### Raw data
((

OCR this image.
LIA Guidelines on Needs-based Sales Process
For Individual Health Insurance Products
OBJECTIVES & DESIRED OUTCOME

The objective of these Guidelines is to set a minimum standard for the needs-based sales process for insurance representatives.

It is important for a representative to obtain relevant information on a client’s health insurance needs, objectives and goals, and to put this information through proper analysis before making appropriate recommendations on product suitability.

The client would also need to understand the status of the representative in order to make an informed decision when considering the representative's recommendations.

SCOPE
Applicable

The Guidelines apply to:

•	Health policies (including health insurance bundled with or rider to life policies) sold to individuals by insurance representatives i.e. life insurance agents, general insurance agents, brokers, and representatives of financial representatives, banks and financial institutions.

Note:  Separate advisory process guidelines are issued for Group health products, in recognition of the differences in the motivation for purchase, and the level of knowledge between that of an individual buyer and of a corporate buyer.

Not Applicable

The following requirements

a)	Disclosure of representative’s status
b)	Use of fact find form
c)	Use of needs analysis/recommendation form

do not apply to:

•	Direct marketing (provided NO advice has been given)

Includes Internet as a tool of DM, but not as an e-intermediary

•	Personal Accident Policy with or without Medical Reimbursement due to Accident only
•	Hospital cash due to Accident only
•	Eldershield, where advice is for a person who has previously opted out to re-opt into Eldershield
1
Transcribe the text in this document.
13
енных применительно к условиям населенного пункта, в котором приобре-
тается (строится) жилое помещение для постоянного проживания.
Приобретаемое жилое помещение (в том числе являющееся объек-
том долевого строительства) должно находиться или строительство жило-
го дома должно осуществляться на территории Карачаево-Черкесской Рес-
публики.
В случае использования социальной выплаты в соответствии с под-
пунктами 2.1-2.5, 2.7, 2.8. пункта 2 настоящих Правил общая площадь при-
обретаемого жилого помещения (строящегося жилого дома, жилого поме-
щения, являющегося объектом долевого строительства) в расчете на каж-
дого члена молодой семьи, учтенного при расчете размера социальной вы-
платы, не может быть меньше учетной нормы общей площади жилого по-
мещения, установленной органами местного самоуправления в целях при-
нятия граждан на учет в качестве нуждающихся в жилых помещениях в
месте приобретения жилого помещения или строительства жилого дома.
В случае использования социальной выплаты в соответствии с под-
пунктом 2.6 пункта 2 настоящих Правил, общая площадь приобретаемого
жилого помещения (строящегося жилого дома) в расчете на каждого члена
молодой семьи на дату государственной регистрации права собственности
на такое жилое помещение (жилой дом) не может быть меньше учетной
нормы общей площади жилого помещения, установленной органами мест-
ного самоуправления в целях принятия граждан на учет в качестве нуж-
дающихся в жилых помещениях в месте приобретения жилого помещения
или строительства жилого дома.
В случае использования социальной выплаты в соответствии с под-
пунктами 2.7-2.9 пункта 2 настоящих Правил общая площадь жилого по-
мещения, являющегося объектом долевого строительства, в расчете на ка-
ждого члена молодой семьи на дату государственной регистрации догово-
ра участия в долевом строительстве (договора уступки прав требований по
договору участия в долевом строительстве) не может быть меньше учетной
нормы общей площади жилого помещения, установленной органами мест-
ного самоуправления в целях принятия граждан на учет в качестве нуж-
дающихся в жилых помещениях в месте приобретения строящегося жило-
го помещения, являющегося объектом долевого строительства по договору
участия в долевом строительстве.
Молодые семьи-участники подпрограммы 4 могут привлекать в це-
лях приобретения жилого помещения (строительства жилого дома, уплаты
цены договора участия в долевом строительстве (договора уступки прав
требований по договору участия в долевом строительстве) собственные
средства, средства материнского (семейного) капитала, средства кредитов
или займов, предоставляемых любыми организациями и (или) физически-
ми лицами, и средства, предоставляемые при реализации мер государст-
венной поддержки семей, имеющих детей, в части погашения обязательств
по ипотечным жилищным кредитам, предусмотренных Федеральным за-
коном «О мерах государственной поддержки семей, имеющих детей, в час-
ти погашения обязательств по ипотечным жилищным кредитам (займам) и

))

Give the number of lines in the listing above that hold the string "средства", with nothing else.

### Response for this exercise
2